_AVAILABLE RECORDS_
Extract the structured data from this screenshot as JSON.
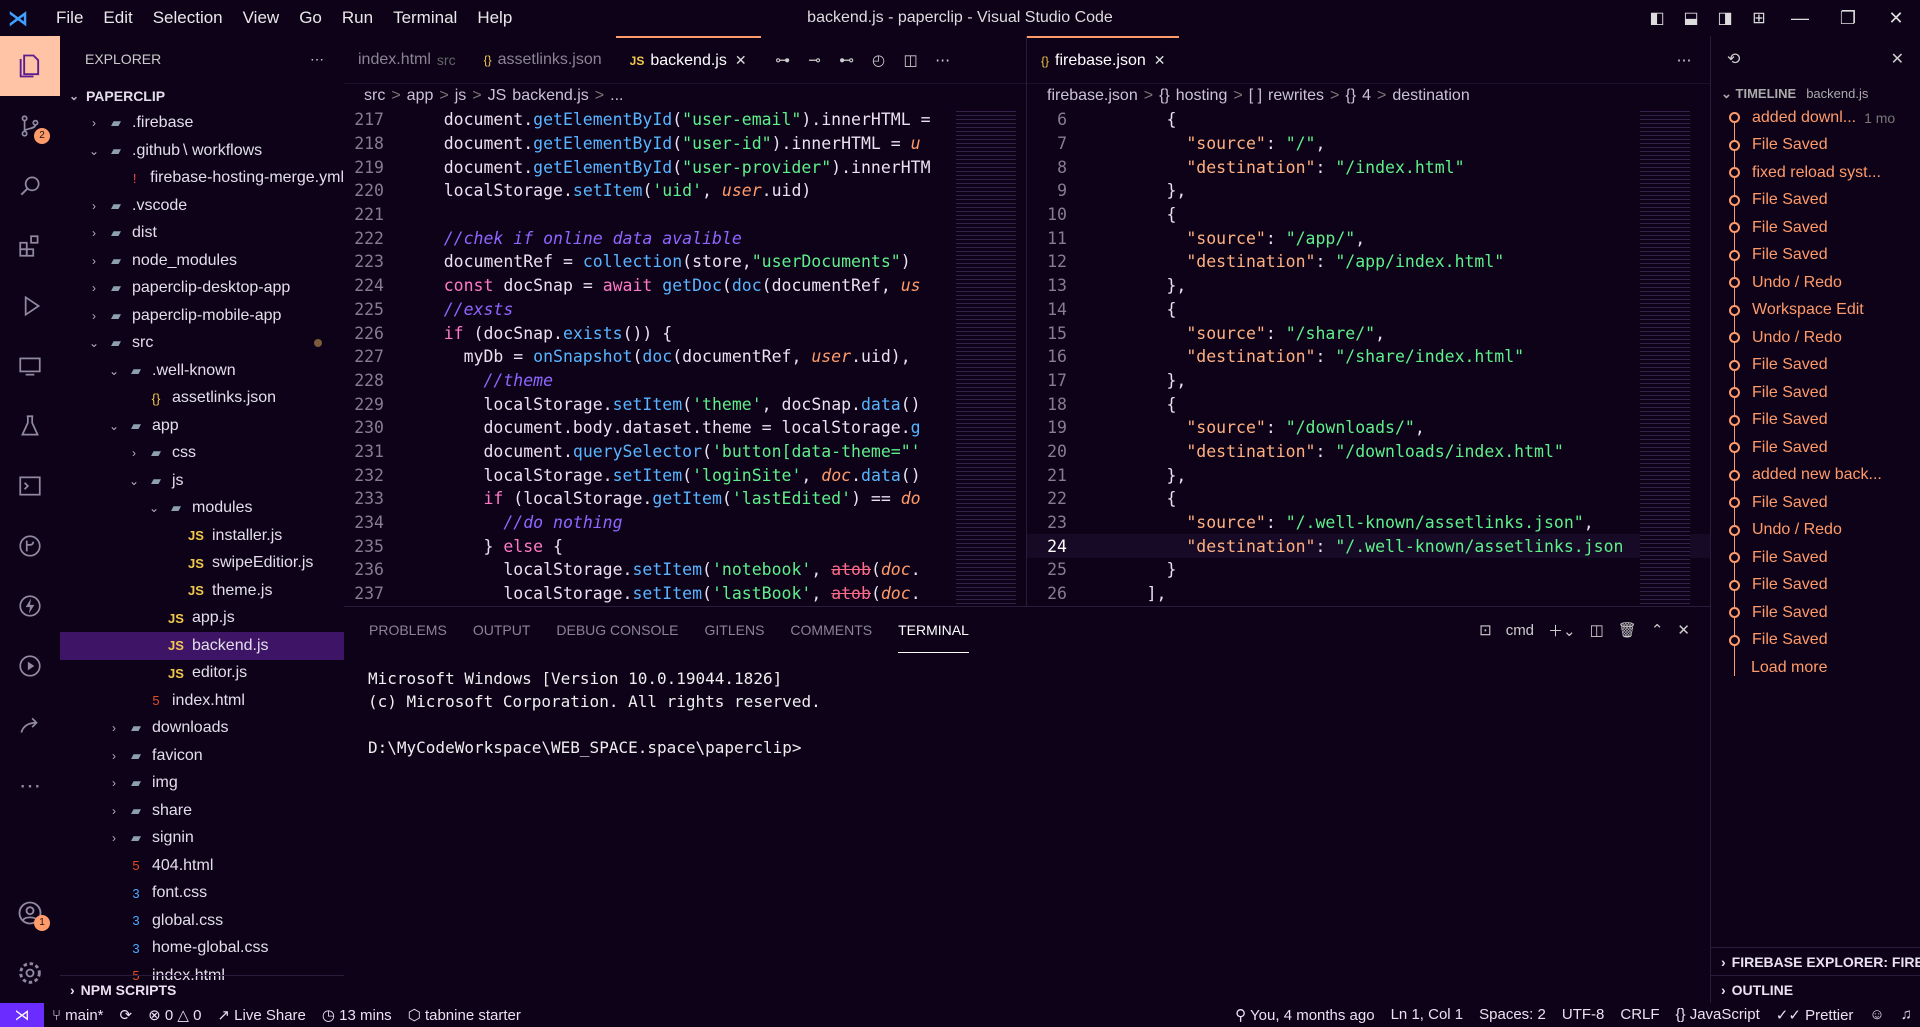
{
  "window": {
    "title": "backend.js - paperclip - Visual Studio Code"
  },
  "menu": [
    "File",
    "Edit",
    "Selection",
    "View",
    "Go",
    "Run",
    "Terminal",
    "Help"
  ],
  "activity": {
    "scm_badge": "2",
    "accounts_badge": "1"
  },
  "explorer": {
    "title": "EXPLORER",
    "root": "PAPERCLIP",
    "items": [
      {
        "label": ".firebase",
        "depth": 1,
        "kind": "folder",
        "open": false
      },
      {
        "label": ".github",
        "extra": "\\ workflows",
        "depth": 1,
        "kind": "folder",
        "open": true
      },
      {
        "label": "firebase-hosting-merge.yml",
        "depth": 2,
        "kind": "yml"
      },
      {
        "label": ".vscode",
        "depth": 1,
        "kind": "folder",
        "open": false
      },
      {
        "label": "dist",
        "depth": 1,
        "kind": "folder",
        "open": false
      },
      {
        "label": "node_modules",
        "depth": 1,
        "kind": "folder",
        "open": false
      },
      {
        "label": "paperclip-desktop-app",
        "depth": 1,
        "kind": "folder",
        "open": false
      },
      {
        "label": "paperclip-mobile-app",
        "depth": 1,
        "kind": "folder",
        "open": false
      },
      {
        "label": "src",
        "depth": 1,
        "kind": "folder",
        "open": true,
        "modified": true
      },
      {
        "label": ".well-known",
        "depth": 2,
        "kind": "folder",
        "open": true
      },
      {
        "label": "assetlinks.json",
        "depth": 3,
        "kind": "json"
      },
      {
        "label": "app",
        "depth": 2,
        "kind": "folder",
        "open": true
      },
      {
        "label": "css",
        "depth": 3,
        "kind": "folder",
        "open": false
      },
      {
        "label": "js",
        "depth": 3,
        "kind": "folder",
        "open": true
      },
      {
        "label": "modules",
        "depth": 4,
        "kind": "folder",
        "open": true
      },
      {
        "label": "installer.js",
        "depth": 5,
        "kind": "js"
      },
      {
        "label": "swipeEditior.js",
        "depth": 5,
        "kind": "js"
      },
      {
        "label": "theme.js",
        "depth": 5,
        "kind": "js"
      },
      {
        "label": "app.js",
        "depth": 4,
        "kind": "js"
      },
      {
        "label": "backend.js",
        "depth": 4,
        "kind": "js",
        "selected": true
      },
      {
        "label": "editor.js",
        "depth": 4,
        "kind": "js"
      },
      {
        "label": "index.html",
        "depth": 3,
        "kind": "html"
      },
      {
        "label": "downloads",
        "depth": 2,
        "kind": "folder",
        "open": false
      },
      {
        "label": "favicon",
        "depth": 2,
        "kind": "folder",
        "open": false
      },
      {
        "label": "img",
        "depth": 2,
        "kind": "folder",
        "open": false
      },
      {
        "label": "share",
        "depth": 2,
        "kind": "folder",
        "open": false
      },
      {
        "label": "signin",
        "depth": 2,
        "kind": "folder",
        "open": false
      },
      {
        "label": "404.html",
        "depth": 2,
        "kind": "html"
      },
      {
        "label": "font.css",
        "depth": 2,
        "kind": "css"
      },
      {
        "label": "global.css",
        "depth": 2,
        "kind": "css"
      },
      {
        "label": "home-global.css",
        "depth": 2,
        "kind": "css"
      },
      {
        "label": "index.html",
        "depth": 2,
        "kind": "html"
      }
    ],
    "npm_scripts": "NPM SCRIPTS"
  },
  "editor_left": {
    "tabs": [
      {
        "label": "index.html",
        "desc": "src",
        "kind": "html",
        "active": false
      },
      {
        "label": "assetlinks.json",
        "kind": "json",
        "active": false
      },
      {
        "label": "backend.js",
        "kind": "js",
        "active": true
      }
    ],
    "breadcrumb": [
      "src",
      ">",
      "app",
      ">",
      "js",
      ">",
      "JS",
      "backend.js",
      ">",
      "..."
    ],
    "lines": [
      {
        "n": "217",
        "tokens": [
          [
            "p",
            "    document."
          ],
          [
            "f",
            "getElementById"
          ],
          [
            "p",
            "("
          ],
          [
            "s",
            "\"user-email\""
          ],
          [
            "p",
            ").innerHTML = "
          ]
        ]
      },
      {
        "n": "218",
        "tokens": [
          [
            "p",
            "    document."
          ],
          [
            "f",
            "getElementById"
          ],
          [
            "p",
            "("
          ],
          [
            "s",
            "\"user-id\""
          ],
          [
            "p",
            ").innerHTML = "
          ],
          [
            "i",
            "u"
          ]
        ]
      },
      {
        "n": "219",
        "tokens": [
          [
            "p",
            "    document."
          ],
          [
            "f",
            "getElementById"
          ],
          [
            "p",
            "("
          ],
          [
            "s",
            "\"user-provider\""
          ],
          [
            "p",
            ").innerHTM"
          ]
        ]
      },
      {
        "n": "220",
        "tokens": [
          [
            "p",
            "    localStorage."
          ],
          [
            "f",
            "setItem"
          ],
          [
            "p",
            "("
          ],
          [
            "s",
            "'uid'"
          ],
          [
            "p",
            ", "
          ],
          [
            "i",
            "user"
          ],
          [
            "p",
            ".uid)"
          ]
        ]
      },
      {
        "n": "221",
        "tokens": [
          [
            "p",
            " "
          ]
        ]
      },
      {
        "n": "222",
        "tokens": [
          [
            "p",
            "    "
          ],
          [
            "c",
            "//chek if online data avalible"
          ]
        ]
      },
      {
        "n": "223",
        "tokens": [
          [
            "p",
            "    documentRef = "
          ],
          [
            "f",
            "collection"
          ],
          [
            "p",
            "(store,"
          ],
          [
            "s",
            "\"userDocuments\""
          ],
          [
            "p",
            ")"
          ]
        ]
      },
      {
        "n": "224",
        "tokens": [
          [
            "k",
            "    const "
          ],
          [
            "p",
            "docSnap = "
          ],
          [
            "k",
            "await "
          ],
          [
            "f",
            "getDoc"
          ],
          [
            "p",
            "("
          ],
          [
            "f",
            "doc"
          ],
          [
            "p",
            "(documentRef, "
          ],
          [
            "i",
            "us"
          ]
        ]
      },
      {
        "n": "225",
        "tokens": [
          [
            "p",
            "    "
          ],
          [
            "c",
            "//exsts"
          ]
        ]
      },
      {
        "n": "226",
        "tokens": [
          [
            "k",
            "    if "
          ],
          [
            "p",
            "(docSnap."
          ],
          [
            "f",
            "exists"
          ],
          [
            "p",
            "()) {"
          ]
        ]
      },
      {
        "n": "227",
        "tokens": [
          [
            "p",
            "      myDb = "
          ],
          [
            "f",
            "onSnapshot"
          ],
          [
            "p",
            "("
          ],
          [
            "f",
            "doc"
          ],
          [
            "p",
            "(documentRef, "
          ],
          [
            "i",
            "user"
          ],
          [
            "p",
            ".uid), "
          ]
        ]
      },
      {
        "n": "228",
        "tokens": [
          [
            "p",
            "        "
          ],
          [
            "c",
            "//theme"
          ]
        ]
      },
      {
        "n": "229",
        "tokens": [
          [
            "p",
            "        localStorage."
          ],
          [
            "f",
            "setItem"
          ],
          [
            "p",
            "("
          ],
          [
            "s",
            "'theme'"
          ],
          [
            "p",
            ", docSnap."
          ],
          [
            "f",
            "data"
          ],
          [
            "p",
            "()"
          ]
        ]
      },
      {
        "n": "230",
        "tokens": [
          [
            "p",
            "        document.body.dataset.theme = localStorage."
          ],
          [
            "f",
            "g"
          ]
        ]
      },
      {
        "n": "231",
        "tokens": [
          [
            "p",
            "        document."
          ],
          [
            "f",
            "querySelector"
          ],
          [
            "p",
            "("
          ],
          [
            "s",
            "'button[data-theme=\"'"
          ]
        ]
      },
      {
        "n": "232",
        "tokens": [
          [
            "p",
            "        localStorage."
          ],
          [
            "f",
            "setItem"
          ],
          [
            "p",
            "("
          ],
          [
            "s",
            "'loginSite'"
          ],
          [
            "p",
            ", "
          ],
          [
            "i",
            "doc"
          ],
          [
            "p",
            "."
          ],
          [
            "f",
            "data"
          ],
          [
            "p",
            "()"
          ]
        ]
      },
      {
        "n": "233",
        "tokens": [
          [
            "k",
            "        if "
          ],
          [
            "p",
            "(localStorage."
          ],
          [
            "f",
            "getItem"
          ],
          [
            "p",
            "("
          ],
          [
            "s",
            "'lastEdited'"
          ],
          [
            "p",
            ") == "
          ],
          [
            "i",
            "do"
          ]
        ]
      },
      {
        "n": "234",
        "tokens": [
          [
            "p",
            "          "
          ],
          [
            "c",
            "//do nothing"
          ]
        ]
      },
      {
        "n": "235",
        "tokens": [
          [
            "p",
            "        } "
          ],
          [
            "k",
            "else "
          ],
          [
            "p",
            "{"
          ]
        ]
      },
      {
        "n": "236",
        "tokens": [
          [
            "p",
            "          localStorage."
          ],
          [
            "f",
            "setItem"
          ],
          [
            "p",
            "("
          ],
          [
            "s",
            "'notebook'"
          ],
          [
            "p",
            ", "
          ],
          [
            "x",
            "atob"
          ],
          [
            "p",
            "("
          ],
          [
            "i",
            "doc"
          ],
          [
            "p",
            "."
          ]
        ]
      },
      {
        "n": "237",
        "tokens": [
          [
            "p",
            "          localStorage."
          ],
          [
            "f",
            "setItem"
          ],
          [
            "p",
            "("
          ],
          [
            "s",
            "'lastBook'"
          ],
          [
            "p",
            ", "
          ],
          [
            "x",
            "atob"
          ],
          [
            "p",
            "("
          ],
          [
            "i",
            "doc"
          ],
          [
            "p",
            "."
          ]
        ]
      }
    ]
  },
  "editor_right": {
    "tabs": [
      {
        "label": "firebase.json",
        "kind": "json",
        "active": true
      }
    ],
    "breadcrumb": [
      "firebase.json",
      ">",
      "{}",
      "hosting",
      ">",
      "[ ]",
      "rewrites",
      ">",
      "{}",
      "4",
      ">",
      "destination"
    ],
    "lines": [
      {
        "n": "6",
        "tokens": [
          [
            "p",
            "        {"
          ]
        ]
      },
      {
        "n": "7",
        "tokens": [
          [
            "y",
            "          \"source\""
          ],
          [
            "p",
            ": "
          ],
          [
            "s",
            "\"/\""
          ],
          [
            "p",
            ","
          ]
        ]
      },
      {
        "n": "8",
        "tokens": [
          [
            "y",
            "          \"destination\""
          ],
          [
            "p",
            ": "
          ],
          [
            "s",
            "\"/index.html\""
          ]
        ]
      },
      {
        "n": "9",
        "tokens": [
          [
            "p",
            "        },"
          ]
        ]
      },
      {
        "n": "10",
        "tokens": [
          [
            "p",
            "        {"
          ]
        ]
      },
      {
        "n": "11",
        "tokens": [
          [
            "y",
            "          \"source\""
          ],
          [
            "p",
            ": "
          ],
          [
            "s",
            "\"/app/\""
          ],
          [
            "p",
            ","
          ]
        ]
      },
      {
        "n": "12",
        "tokens": [
          [
            "y",
            "          \"destination\""
          ],
          [
            "p",
            ": "
          ],
          [
            "s",
            "\"/app/index.html\""
          ]
        ]
      },
      {
        "n": "13",
        "tokens": [
          [
            "p",
            "        },"
          ]
        ]
      },
      {
        "n": "14",
        "tokens": [
          [
            "p",
            "        {"
          ]
        ]
      },
      {
        "n": "15",
        "tokens": [
          [
            "y",
            "          \"source\""
          ],
          [
            "p",
            ": "
          ],
          [
            "s",
            "\"/share/\""
          ],
          [
            "p",
            ","
          ]
        ]
      },
      {
        "n": "16",
        "tokens": [
          [
            "y",
            "          \"destination\""
          ],
          [
            "p",
            ": "
          ],
          [
            "s",
            "\"/share/index.html\""
          ]
        ]
      },
      {
        "n": "17",
        "tokens": [
          [
            "p",
            "        },"
          ]
        ]
      },
      {
        "n": "18",
        "tokens": [
          [
            "p",
            "        {"
          ]
        ]
      },
      {
        "n": "19",
        "tokens": [
          [
            "y",
            "          \"source\""
          ],
          [
            "p",
            ": "
          ],
          [
            "s",
            "\"/downloads/\""
          ],
          [
            "p",
            ","
          ]
        ]
      },
      {
        "n": "20",
        "tokens": [
          [
            "y",
            "          \"destination\""
          ],
          [
            "p",
            ": "
          ],
          [
            "s",
            "\"/downloads/index.html\""
          ]
        ]
      },
      {
        "n": "21",
        "tokens": [
          [
            "p",
            "        },"
          ]
        ]
      },
      {
        "n": "22",
        "tokens": [
          [
            "p",
            "        {"
          ]
        ]
      },
      {
        "n": "23",
        "tokens": [
          [
            "y",
            "          \"source\""
          ],
          [
            "p",
            ": "
          ],
          [
            "s",
            "\"/.well-known/assetlinks.json\""
          ],
          [
            "p",
            ","
          ]
        ]
      },
      {
        "n": "24",
        "tokens": [
          [
            "y",
            "          \"destination\""
          ],
          [
            "p",
            ": "
          ],
          [
            "s",
            "\"/.well-known/assetlinks.json"
          ]
        ],
        "current": true
      },
      {
        "n": "25",
        "tokens": [
          [
            "p",
            "        }"
          ]
        ]
      },
      {
        "n": "26",
        "tokens": [
          [
            "p",
            "      ],"
          ]
        ]
      }
    ]
  },
  "panel": {
    "tabs": [
      "PROBLEMS",
      "OUTPUT",
      "DEBUG CONSOLE",
      "GITLENS",
      "COMMENTS",
      "TERMINAL"
    ],
    "active_tab": "TERMINAL",
    "shell": "cmd",
    "terminal": "Microsoft Windows [Version 10.0.19044.1826]\n(c) Microsoft Corporation. All rights reserved.\n\nD:\\MyCodeWorkspace\\WEB_SPACE.space\\paperclip>"
  },
  "timeline": {
    "title": "TIMELINE",
    "file": "backend.js",
    "items": [
      {
        "label": "added downl...",
        "when": "1 mo"
      },
      {
        "label": "File Saved"
      },
      {
        "label": "fixed reload syst..."
      },
      {
        "label": "File Saved"
      },
      {
        "label": "File Saved"
      },
      {
        "label": "File Saved"
      },
      {
        "label": "Undo / Redo"
      },
      {
        "label": "Workspace Edit"
      },
      {
        "label": "Undo / Redo"
      },
      {
        "label": "File Saved"
      },
      {
        "label": "File Saved"
      },
      {
        "label": "File Saved"
      },
      {
        "label": "File Saved"
      },
      {
        "label": "added new back..."
      },
      {
        "label": "File Saved"
      },
      {
        "label": "Undo / Redo"
      },
      {
        "label": "File Saved"
      },
      {
        "label": "File Saved"
      },
      {
        "label": "File Saved"
      },
      {
        "label": "File Saved"
      }
    ],
    "load_more": "Load more",
    "firebase_explorer": "FIREBASE EXPLORER: FIRE...",
    "outline": "OUTLINE"
  },
  "status": {
    "branch": "main*",
    "errors": "0",
    "warnings": "0",
    "live_share": "Live Share",
    "time": "13 mins",
    "tabnine": "tabnine starter",
    "blame": "You, 4 months ago",
    "position": "Ln 1, Col 1",
    "spaces": "Spaces: 2",
    "encoding": "UTF-8",
    "eol": "CRLF",
    "language": "JavaScript",
    "formatter": "Prettier"
  }
}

_GIVEN REQUEST_
Say how many lines in the records contain the string "assetlinks", and say nothing else.

_REPLY_
4